Task to complete »
Copy out every record below exactly as written, but leave out any pictures.

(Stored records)
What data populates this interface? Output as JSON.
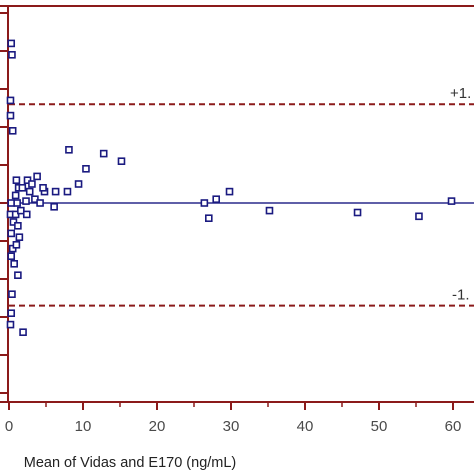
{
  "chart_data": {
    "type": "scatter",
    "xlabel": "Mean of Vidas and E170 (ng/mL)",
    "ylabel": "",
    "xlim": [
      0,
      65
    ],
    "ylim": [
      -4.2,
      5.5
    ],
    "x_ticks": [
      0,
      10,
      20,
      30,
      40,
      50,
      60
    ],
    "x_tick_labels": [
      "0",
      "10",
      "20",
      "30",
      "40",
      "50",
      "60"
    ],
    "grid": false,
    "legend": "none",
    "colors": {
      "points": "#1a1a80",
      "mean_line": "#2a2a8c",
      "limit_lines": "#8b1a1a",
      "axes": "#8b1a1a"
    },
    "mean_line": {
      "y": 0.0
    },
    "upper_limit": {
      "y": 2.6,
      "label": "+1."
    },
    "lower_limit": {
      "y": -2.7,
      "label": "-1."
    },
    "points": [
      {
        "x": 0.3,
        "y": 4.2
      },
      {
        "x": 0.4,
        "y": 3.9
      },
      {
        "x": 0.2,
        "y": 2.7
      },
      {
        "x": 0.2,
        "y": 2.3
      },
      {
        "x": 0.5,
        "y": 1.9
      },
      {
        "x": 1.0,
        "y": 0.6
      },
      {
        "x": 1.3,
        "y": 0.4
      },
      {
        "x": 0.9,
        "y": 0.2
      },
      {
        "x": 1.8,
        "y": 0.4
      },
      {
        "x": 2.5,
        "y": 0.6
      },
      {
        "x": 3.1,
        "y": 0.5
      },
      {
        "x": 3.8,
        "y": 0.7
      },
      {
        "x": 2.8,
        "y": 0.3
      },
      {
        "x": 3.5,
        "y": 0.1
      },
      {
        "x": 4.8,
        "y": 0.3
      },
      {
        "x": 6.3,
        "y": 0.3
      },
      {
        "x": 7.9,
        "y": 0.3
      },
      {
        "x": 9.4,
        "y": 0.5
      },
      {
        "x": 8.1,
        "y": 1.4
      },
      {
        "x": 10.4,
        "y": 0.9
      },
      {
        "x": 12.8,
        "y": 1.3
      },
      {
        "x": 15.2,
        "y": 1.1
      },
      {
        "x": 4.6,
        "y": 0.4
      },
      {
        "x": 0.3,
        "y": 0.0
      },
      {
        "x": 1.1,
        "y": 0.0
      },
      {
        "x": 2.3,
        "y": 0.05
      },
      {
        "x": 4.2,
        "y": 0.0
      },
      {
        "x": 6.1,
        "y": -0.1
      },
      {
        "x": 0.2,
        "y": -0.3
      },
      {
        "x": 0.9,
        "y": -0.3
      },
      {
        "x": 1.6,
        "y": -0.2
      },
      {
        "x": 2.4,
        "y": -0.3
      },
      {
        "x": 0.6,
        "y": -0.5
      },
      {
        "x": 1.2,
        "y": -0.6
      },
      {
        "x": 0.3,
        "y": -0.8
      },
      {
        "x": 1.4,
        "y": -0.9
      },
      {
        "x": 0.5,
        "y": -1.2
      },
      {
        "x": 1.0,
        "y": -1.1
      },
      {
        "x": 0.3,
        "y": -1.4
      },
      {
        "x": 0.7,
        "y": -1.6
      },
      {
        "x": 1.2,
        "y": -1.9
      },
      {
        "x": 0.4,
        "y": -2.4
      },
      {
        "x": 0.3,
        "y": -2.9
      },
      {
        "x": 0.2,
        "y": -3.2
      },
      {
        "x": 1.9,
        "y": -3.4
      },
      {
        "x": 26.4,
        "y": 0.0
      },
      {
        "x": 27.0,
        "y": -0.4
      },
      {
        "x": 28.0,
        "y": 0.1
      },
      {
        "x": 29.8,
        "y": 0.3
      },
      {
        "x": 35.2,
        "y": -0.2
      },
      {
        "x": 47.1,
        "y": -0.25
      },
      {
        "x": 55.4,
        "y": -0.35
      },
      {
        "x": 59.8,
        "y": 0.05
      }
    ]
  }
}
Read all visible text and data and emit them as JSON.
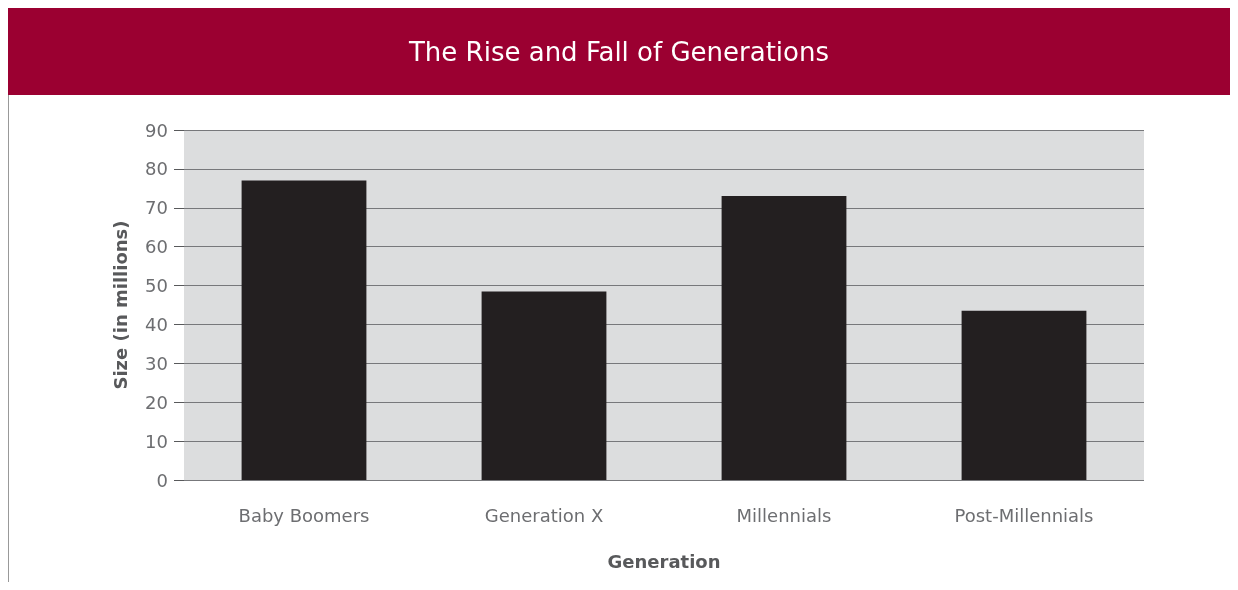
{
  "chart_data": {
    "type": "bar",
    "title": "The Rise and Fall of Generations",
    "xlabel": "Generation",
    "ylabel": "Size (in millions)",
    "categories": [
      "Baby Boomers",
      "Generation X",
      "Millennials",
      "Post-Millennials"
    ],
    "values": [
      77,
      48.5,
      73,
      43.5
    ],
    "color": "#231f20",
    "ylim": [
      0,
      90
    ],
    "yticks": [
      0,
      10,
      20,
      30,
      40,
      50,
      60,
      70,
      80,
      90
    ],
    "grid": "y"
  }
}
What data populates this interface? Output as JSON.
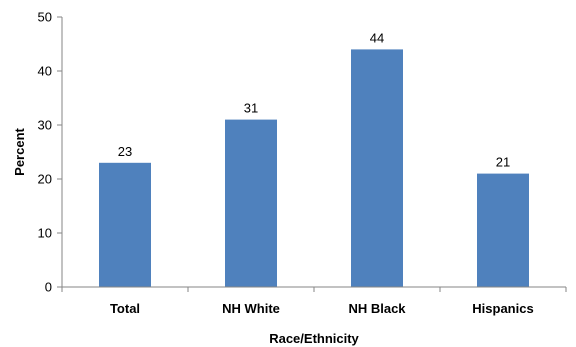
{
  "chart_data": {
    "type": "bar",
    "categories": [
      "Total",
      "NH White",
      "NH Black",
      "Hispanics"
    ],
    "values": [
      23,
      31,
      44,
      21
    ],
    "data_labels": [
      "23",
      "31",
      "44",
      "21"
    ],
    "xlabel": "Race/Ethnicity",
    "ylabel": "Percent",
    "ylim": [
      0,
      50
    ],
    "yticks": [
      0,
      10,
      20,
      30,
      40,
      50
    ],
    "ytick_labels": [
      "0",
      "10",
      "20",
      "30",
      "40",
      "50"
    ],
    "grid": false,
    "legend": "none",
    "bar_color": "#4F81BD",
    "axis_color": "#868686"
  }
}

Full answer »
What data populates this interface? Output as JSON.
{
  "chart_data": {
    "type": "scatter",
    "xlabel": "Mean of Vidas and E170 (ng/mL)",
    "ylabel": "",
    "xlim": [
      0,
      65
    ],
    "ylim": [
      -4.2,
      5.5
    ],
    "x_ticks": [
      0,
      10,
      20,
      30,
      40,
      50,
      60
    ],
    "x_tick_labels": [
      "0",
      "10",
      "20",
      "30",
      "40",
      "50",
      "60"
    ],
    "grid": false,
    "legend": "none",
    "colors": {
      "points": "#1a1a80",
      "mean_line": "#2a2a8c",
      "limit_lines": "#8b1a1a",
      "axes": "#8b1a1a"
    },
    "mean_line": {
      "y": 0.0
    },
    "upper_limit": {
      "y": 2.6,
      "label": "+1."
    },
    "lower_limit": {
      "y": -2.7,
      "label": "-1."
    },
    "points": [
      {
        "x": 0.3,
        "y": 4.2
      },
      {
        "x": 0.4,
        "y": 3.9
      },
      {
        "x": 0.2,
        "y": 2.7
      },
      {
        "x": 0.2,
        "y": 2.3
      },
      {
        "x": 0.5,
        "y": 1.9
      },
      {
        "x": 1.0,
        "y": 0.6
      },
      {
        "x": 1.3,
        "y": 0.4
      },
      {
        "x": 0.9,
        "y": 0.2
      },
      {
        "x": 1.8,
        "y": 0.4
      },
      {
        "x": 2.5,
        "y": 0.6
      },
      {
        "x": 3.1,
        "y": 0.5
      },
      {
        "x": 3.8,
        "y": 0.7
      },
      {
        "x": 2.8,
        "y": 0.3
      },
      {
        "x": 3.5,
        "y": 0.1
      },
      {
        "x": 4.8,
        "y": 0.3
      },
      {
        "x": 6.3,
        "y": 0.3
      },
      {
        "x": 7.9,
        "y": 0.3
      },
      {
        "x": 9.4,
        "y": 0.5
      },
      {
        "x": 8.1,
        "y": 1.4
      },
      {
        "x": 10.4,
        "y": 0.9
      },
      {
        "x": 12.8,
        "y": 1.3
      },
      {
        "x": 15.2,
        "y": 1.1
      },
      {
        "x": 4.6,
        "y": 0.4
      },
      {
        "x": 0.3,
        "y": 0.0
      },
      {
        "x": 1.1,
        "y": 0.0
      },
      {
        "x": 2.3,
        "y": 0.05
      },
      {
        "x": 4.2,
        "y": 0.0
      },
      {
        "x": 6.1,
        "y": -0.1
      },
      {
        "x": 0.2,
        "y": -0.3
      },
      {
        "x": 0.9,
        "y": -0.3
      },
      {
        "x": 1.6,
        "y": -0.2
      },
      {
        "x": 2.4,
        "y": -0.3
      },
      {
        "x": 0.6,
        "y": -0.5
      },
      {
        "x": 1.2,
        "y": -0.6
      },
      {
        "x": 0.3,
        "y": -0.8
      },
      {
        "x": 1.4,
        "y": -0.9
      },
      {
        "x": 0.5,
        "y": -1.2
      },
      {
        "x": 1.0,
        "y": -1.1
      },
      {
        "x": 0.3,
        "y": -1.4
      },
      {
        "x": 0.7,
        "y": -1.6
      },
      {
        "x": 1.2,
        "y": -1.9
      },
      {
        "x": 0.4,
        "y": -2.4
      },
      {
        "x": 0.3,
        "y": -2.9
      },
      {
        "x": 0.2,
        "y": -3.2
      },
      {
        "x": 1.9,
        "y": -3.4
      },
      {
        "x": 26.4,
        "y": 0.0
      },
      {
        "x": 27.0,
        "y": -0.4
      },
      {
        "x": 28.0,
        "y": 0.1
      },
      {
        "x": 29.8,
        "y": 0.3
      },
      {
        "x": 35.2,
        "y": -0.2
      },
      {
        "x": 47.1,
        "y": -0.25
      },
      {
        "x": 55.4,
        "y": -0.35
      },
      {
        "x": 59.8,
        "y": 0.05
      }
    ]
  }
}
Read all visible text and data and emit them as JSON.
{
  "chart_data": {
    "type": "bar",
    "title": "The Rise and Fall of Generations",
    "xlabel": "Generation",
    "ylabel": "Size (in millions)",
    "categories": [
      "Baby Boomers",
      "Generation X",
      "Millennials",
      "Post-Millennials"
    ],
    "values": [
      77,
      48.5,
      73,
      43.5
    ],
    "color": "#231f20",
    "ylim": [
      0,
      90
    ],
    "yticks": [
      0,
      10,
      20,
      30,
      40,
      50,
      60,
      70,
      80,
      90
    ],
    "grid": "y"
  }
}
What data populates this interface? Output as JSON.
{
  "chart_data": {
    "type": "bar",
    "categories": [
      "Total",
      "NH White",
      "NH Black",
      "Hispanics"
    ],
    "values": [
      23,
      31,
      44,
      21
    ],
    "data_labels": [
      "23",
      "31",
      "44",
      "21"
    ],
    "xlabel": "Race/Ethnicity",
    "ylabel": "Percent",
    "ylim": [
      0,
      50
    ],
    "yticks": [
      0,
      10,
      20,
      30,
      40,
      50
    ],
    "ytick_labels": [
      "0",
      "10",
      "20",
      "30",
      "40",
      "50"
    ],
    "grid": false,
    "legend": "none",
    "bar_color": "#4F81BD",
    "axis_color": "#868686"
  }
}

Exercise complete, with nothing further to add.